What needs to be done
Show each line that has the string "เสาร" in it.

Input material
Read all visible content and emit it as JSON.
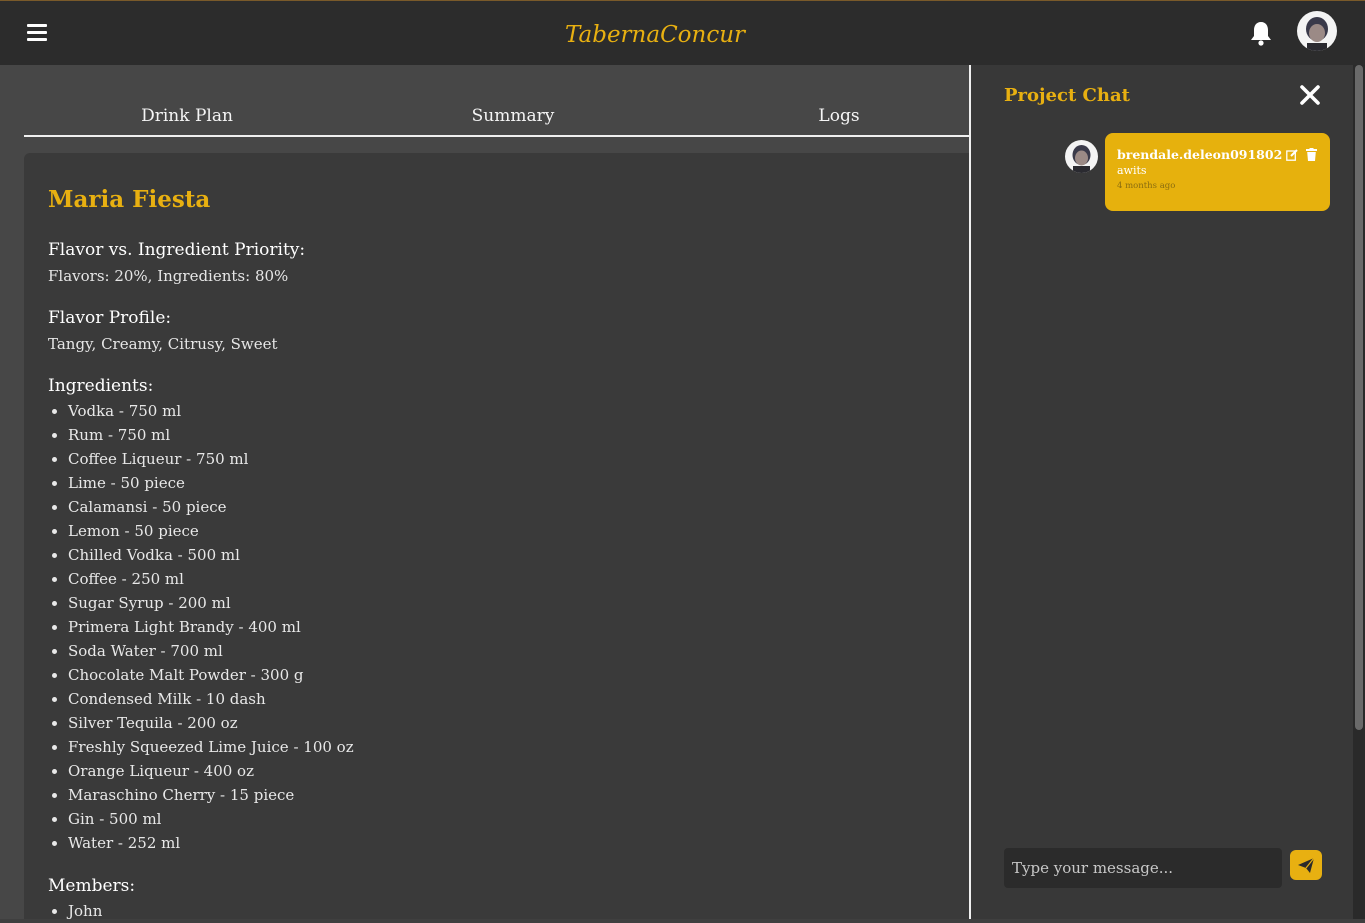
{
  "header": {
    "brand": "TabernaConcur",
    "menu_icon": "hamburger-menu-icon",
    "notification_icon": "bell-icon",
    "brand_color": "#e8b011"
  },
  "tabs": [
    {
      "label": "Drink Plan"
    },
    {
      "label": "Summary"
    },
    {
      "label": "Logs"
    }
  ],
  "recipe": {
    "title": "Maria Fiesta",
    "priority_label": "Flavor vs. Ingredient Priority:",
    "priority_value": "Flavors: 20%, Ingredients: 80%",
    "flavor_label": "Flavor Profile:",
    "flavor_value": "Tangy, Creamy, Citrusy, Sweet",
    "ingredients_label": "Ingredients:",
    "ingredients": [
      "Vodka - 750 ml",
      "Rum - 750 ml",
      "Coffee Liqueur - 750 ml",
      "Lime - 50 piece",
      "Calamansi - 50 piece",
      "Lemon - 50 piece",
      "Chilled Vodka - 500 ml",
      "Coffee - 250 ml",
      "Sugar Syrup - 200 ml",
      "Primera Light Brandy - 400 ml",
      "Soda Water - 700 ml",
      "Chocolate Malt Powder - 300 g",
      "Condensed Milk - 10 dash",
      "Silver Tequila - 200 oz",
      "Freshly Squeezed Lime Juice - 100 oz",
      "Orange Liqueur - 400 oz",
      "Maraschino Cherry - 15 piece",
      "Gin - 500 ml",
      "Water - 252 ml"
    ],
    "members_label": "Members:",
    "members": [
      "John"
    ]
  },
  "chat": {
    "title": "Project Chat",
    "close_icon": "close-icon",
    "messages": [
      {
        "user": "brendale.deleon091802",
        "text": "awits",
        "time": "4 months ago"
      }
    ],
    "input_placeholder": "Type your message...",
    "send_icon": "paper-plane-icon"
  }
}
--
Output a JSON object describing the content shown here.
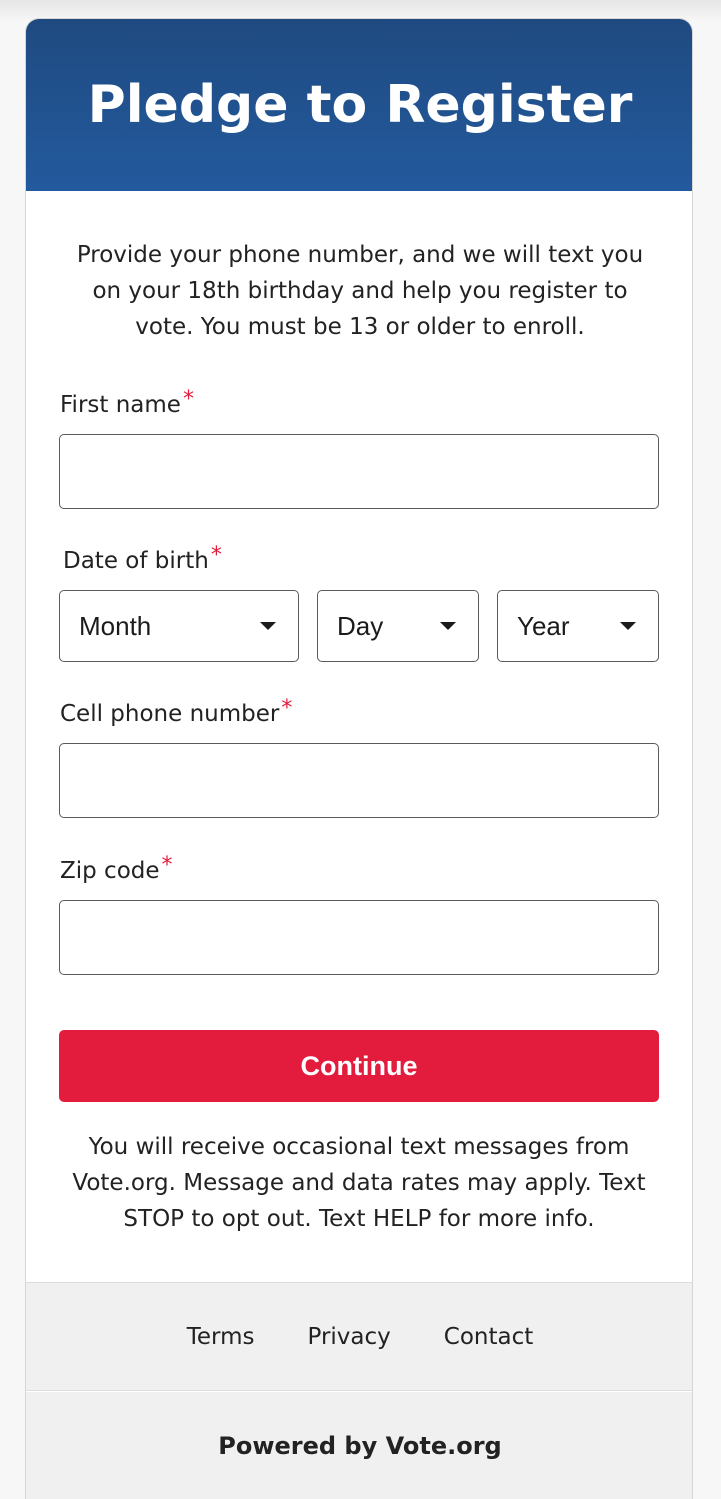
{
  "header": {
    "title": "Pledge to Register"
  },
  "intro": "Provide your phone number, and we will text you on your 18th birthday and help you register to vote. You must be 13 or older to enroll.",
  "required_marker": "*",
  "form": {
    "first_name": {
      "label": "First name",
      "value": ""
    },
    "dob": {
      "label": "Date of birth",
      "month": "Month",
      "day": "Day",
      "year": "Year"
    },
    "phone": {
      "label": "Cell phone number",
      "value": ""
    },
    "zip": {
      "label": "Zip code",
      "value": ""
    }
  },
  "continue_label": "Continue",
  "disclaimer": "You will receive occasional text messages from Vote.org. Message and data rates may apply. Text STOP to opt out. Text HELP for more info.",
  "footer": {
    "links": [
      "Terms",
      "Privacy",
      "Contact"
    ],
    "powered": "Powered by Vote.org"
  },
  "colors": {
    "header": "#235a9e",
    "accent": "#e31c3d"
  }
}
==
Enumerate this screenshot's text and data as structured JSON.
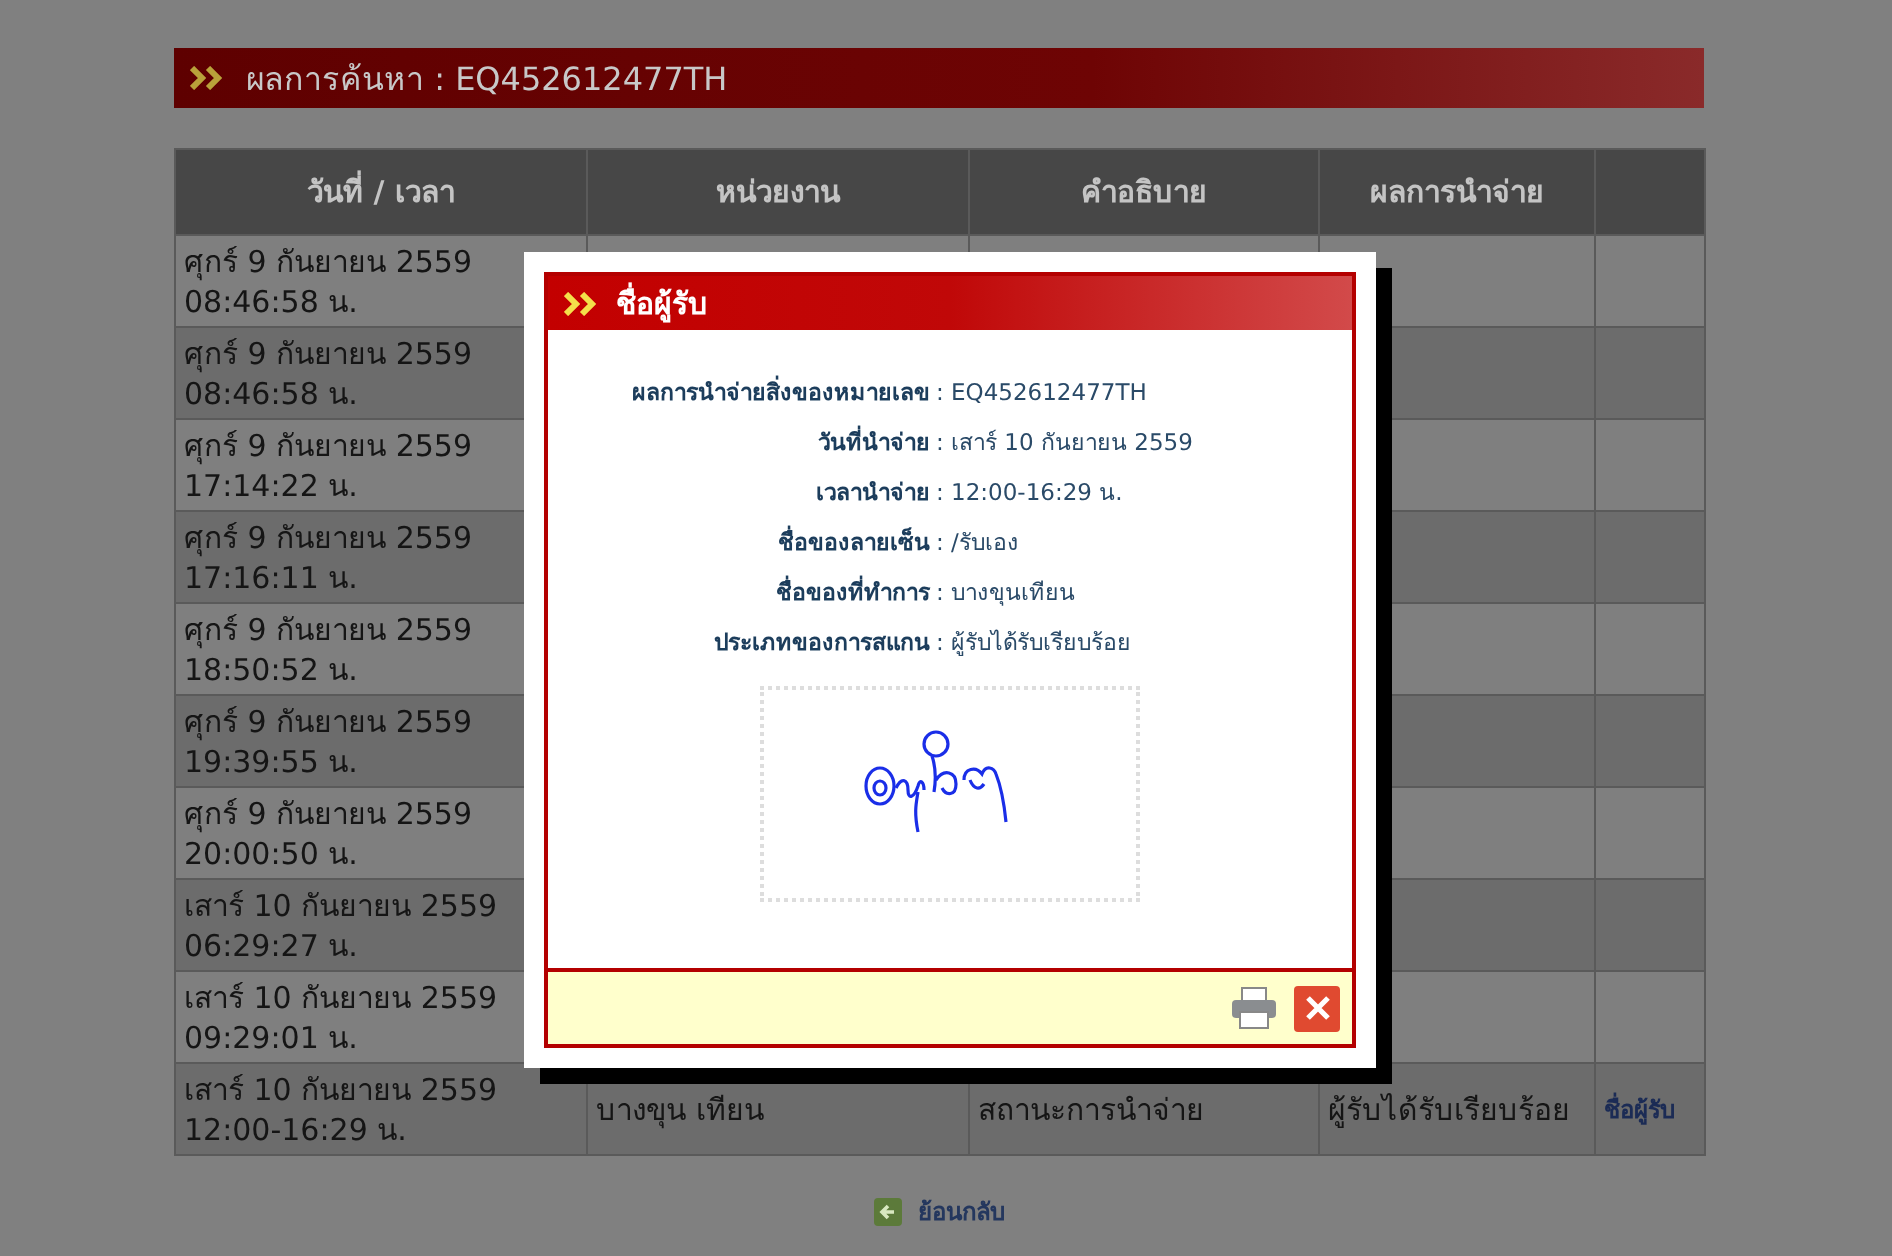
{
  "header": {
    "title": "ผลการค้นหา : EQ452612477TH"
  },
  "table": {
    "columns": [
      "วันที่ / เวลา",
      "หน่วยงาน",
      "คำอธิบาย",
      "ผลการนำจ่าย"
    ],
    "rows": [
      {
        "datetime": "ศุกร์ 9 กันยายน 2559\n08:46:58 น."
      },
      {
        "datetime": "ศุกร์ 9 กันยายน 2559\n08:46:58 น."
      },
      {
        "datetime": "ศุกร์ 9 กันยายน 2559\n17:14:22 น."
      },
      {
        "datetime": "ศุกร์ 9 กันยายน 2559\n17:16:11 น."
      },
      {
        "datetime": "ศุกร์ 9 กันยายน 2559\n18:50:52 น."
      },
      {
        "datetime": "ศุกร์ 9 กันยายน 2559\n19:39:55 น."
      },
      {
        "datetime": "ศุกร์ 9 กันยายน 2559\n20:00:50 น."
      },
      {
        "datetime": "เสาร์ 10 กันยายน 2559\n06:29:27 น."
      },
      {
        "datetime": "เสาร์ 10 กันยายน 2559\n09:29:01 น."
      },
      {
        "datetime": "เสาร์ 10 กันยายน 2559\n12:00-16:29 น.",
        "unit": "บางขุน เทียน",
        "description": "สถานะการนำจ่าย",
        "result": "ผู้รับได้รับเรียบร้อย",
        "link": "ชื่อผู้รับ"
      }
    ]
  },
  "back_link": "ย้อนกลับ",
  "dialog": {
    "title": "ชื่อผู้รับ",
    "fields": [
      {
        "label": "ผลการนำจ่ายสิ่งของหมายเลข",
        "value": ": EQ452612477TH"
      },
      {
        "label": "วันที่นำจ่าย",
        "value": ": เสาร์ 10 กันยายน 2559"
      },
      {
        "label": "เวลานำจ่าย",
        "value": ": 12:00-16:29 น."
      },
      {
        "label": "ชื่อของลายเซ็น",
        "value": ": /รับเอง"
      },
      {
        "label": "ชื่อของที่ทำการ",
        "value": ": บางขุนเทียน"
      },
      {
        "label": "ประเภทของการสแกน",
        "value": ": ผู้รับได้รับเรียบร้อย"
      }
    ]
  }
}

Answer for this exercise
        "datetime": "เสาร์ 10 กันยายน 2559\n06:29:27 น."
        "datetime": "เสาร์ 10 กันยายน 2559\n09:29:01 น."
        "datetime": "เสาร์ 10 กันยายน 2559\n12:00-16:29 น.",
        "value": ": เสาร์ 10 กันยายน 2559"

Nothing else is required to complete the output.